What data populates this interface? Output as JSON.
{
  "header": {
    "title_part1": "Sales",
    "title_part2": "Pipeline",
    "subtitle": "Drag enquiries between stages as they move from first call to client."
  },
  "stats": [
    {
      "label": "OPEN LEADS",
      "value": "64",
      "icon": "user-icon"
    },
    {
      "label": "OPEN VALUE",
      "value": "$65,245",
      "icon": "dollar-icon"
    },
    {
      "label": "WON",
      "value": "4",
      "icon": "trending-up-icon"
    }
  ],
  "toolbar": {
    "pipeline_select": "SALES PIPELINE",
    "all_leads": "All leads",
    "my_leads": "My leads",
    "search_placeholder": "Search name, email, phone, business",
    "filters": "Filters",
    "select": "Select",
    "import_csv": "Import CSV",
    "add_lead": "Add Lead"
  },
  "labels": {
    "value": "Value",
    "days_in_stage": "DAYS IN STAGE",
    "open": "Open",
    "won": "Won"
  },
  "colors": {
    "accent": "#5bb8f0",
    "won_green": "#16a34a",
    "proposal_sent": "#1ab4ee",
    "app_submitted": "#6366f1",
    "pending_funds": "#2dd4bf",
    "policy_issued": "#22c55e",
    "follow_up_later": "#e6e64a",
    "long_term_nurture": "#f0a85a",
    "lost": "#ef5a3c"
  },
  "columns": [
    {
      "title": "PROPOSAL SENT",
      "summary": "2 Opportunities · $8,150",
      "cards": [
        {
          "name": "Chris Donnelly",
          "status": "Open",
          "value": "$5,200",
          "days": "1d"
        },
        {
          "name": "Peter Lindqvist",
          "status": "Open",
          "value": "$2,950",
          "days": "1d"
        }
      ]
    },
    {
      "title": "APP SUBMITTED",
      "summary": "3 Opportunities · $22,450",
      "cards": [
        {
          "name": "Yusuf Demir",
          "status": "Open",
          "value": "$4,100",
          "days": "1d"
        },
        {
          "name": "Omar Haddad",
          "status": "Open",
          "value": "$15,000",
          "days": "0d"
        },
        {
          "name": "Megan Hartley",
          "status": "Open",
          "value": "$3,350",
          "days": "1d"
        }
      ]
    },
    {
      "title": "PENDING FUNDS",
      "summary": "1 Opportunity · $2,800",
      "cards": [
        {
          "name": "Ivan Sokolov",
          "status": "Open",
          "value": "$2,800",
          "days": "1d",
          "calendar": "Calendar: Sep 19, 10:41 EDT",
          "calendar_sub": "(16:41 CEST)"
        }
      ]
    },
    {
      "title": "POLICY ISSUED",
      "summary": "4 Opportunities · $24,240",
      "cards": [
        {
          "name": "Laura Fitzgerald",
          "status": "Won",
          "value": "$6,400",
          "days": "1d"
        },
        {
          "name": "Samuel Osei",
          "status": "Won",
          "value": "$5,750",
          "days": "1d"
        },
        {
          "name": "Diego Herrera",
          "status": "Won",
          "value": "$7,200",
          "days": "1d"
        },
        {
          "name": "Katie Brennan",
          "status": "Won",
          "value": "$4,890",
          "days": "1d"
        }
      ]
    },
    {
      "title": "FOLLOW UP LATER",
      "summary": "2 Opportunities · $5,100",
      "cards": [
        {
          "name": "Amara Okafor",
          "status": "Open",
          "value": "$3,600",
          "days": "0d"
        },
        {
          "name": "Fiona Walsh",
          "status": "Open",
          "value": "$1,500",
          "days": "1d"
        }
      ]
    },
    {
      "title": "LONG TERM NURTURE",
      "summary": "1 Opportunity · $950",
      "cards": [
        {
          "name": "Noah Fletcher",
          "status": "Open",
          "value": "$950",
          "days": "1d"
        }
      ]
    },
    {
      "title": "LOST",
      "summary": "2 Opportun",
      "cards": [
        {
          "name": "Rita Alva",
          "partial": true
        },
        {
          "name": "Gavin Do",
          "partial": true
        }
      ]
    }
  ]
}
☆ ☆ ☆ ☆
— The task —
Retype every record above exactly as it appears.

— Task response —
What data populates this interface? Output as JSON.
{
  "header": {
    "title_part1": "Sales",
    "title_part2": "Pipeline",
    "subtitle": "Drag enquiries between stages as they move from first call to client."
  },
  "stats": [
    {
      "label": "OPEN LEADS",
      "value": "64",
      "icon": "user-icon"
    },
    {
      "label": "OPEN VALUE",
      "value": "$65,245",
      "icon": "dollar-icon"
    },
    {
      "label": "WON",
      "value": "4",
      "icon": "trending-up-icon"
    }
  ],
  "toolbar": {
    "pipeline_select": "SALES PIPELINE",
    "all_leads": "All leads",
    "my_leads": "My leads",
    "search_placeholder": "Search name, email, phone, business",
    "filters": "Filters",
    "select": "Select",
    "import_csv": "Import CSV",
    "add_lead": "Add Lead"
  },
  "labels": {
    "value": "Value",
    "days_in_stage": "DAYS IN STAGE",
    "open": "Open",
    "won": "Won"
  },
  "colors": {
    "accent": "#5bb8f0",
    "won_green": "#16a34a",
    "proposal_sent": "#1ab4ee",
    "app_submitted": "#6366f1",
    "pending_funds": "#2dd4bf",
    "policy_issued": "#22c55e",
    "follow_up_later": "#e6e64a",
    "long_term_nurture": "#f0a85a",
    "lost": "#ef5a3c"
  },
  "columns": [
    {
      "title": "PROPOSAL SENT",
      "summary": "2 Opportunities · $8,150",
      "cards": [
        {
          "name": "Chris Donnelly",
          "status": "Open",
          "value": "$5,200",
          "days": "1d"
        },
        {
          "name": "Peter Lindqvist",
          "status": "Open",
          "value": "$2,950",
          "days": "1d"
        }
      ]
    },
    {
      "title": "APP SUBMITTED",
      "summary": "3 Opportunities · $22,450",
      "cards": [
        {
          "name": "Yusuf Demir",
          "status": "Open",
          "value": "$4,100",
          "days": "1d"
        },
        {
          "name": "Omar Haddad",
          "status": "Open",
          "value": "$15,000",
          "days": "0d"
        },
        {
          "name": "Megan Hartley",
          "status": "Open",
          "value": "$3,350",
          "days": "1d"
        }
      ]
    },
    {
      "title": "PENDING FUNDS",
      "summary": "1 Opportunity · $2,800",
      "cards": [
        {
          "name": "Ivan Sokolov",
          "status": "Open",
          "value": "$2,800",
          "days": "1d",
          "calendar": "Calendar: Sep 19, 10:41 EDT",
          "calendar_sub": "(16:41 CEST)"
        }
      ]
    },
    {
      "title": "POLICY ISSUED",
      "summary": "4 Opportunities · $24,240",
      "cards": [
        {
          "name": "Laura Fitzgerald",
          "status": "Won",
          "value": "$6,400",
          "days": "1d"
        },
        {
          "name": "Samuel Osei",
          "status": "Won",
          "value": "$5,750",
          "days": "1d"
        },
        {
          "name": "Diego Herrera",
          "status": "Won",
          "value": "$7,200",
          "days": "1d"
        },
        {
          "name": "Katie Brennan",
          "status": "Won",
          "value": "$4,890",
          "days": "1d"
        }
      ]
    },
    {
      "title": "FOLLOW UP LATER",
      "summary": "2 Opportunities · $5,100",
      "cards": [
        {
          "name": "Amara Okafor",
          "status": "Open",
          "value": "$3,600",
          "days": "0d"
        },
        {
          "name": "Fiona Walsh",
          "status": "Open",
          "value": "$1,500",
          "days": "1d"
        }
      ]
    },
    {
      "title": "LONG TERM NURTURE",
      "summary": "1 Opportunity · $950",
      "cards": [
        {
          "name": "Noah Fletcher",
          "status": "Open",
          "value": "$950",
          "days": "1d"
        }
      ]
    },
    {
      "title": "LOST",
      "summary": "2 Opportun",
      "cards": [
        {
          "name": "Rita Alva",
          "partial": true
        },
        {
          "name": "Gavin Do",
          "partial": true
        }
      ]
    }
  ]
}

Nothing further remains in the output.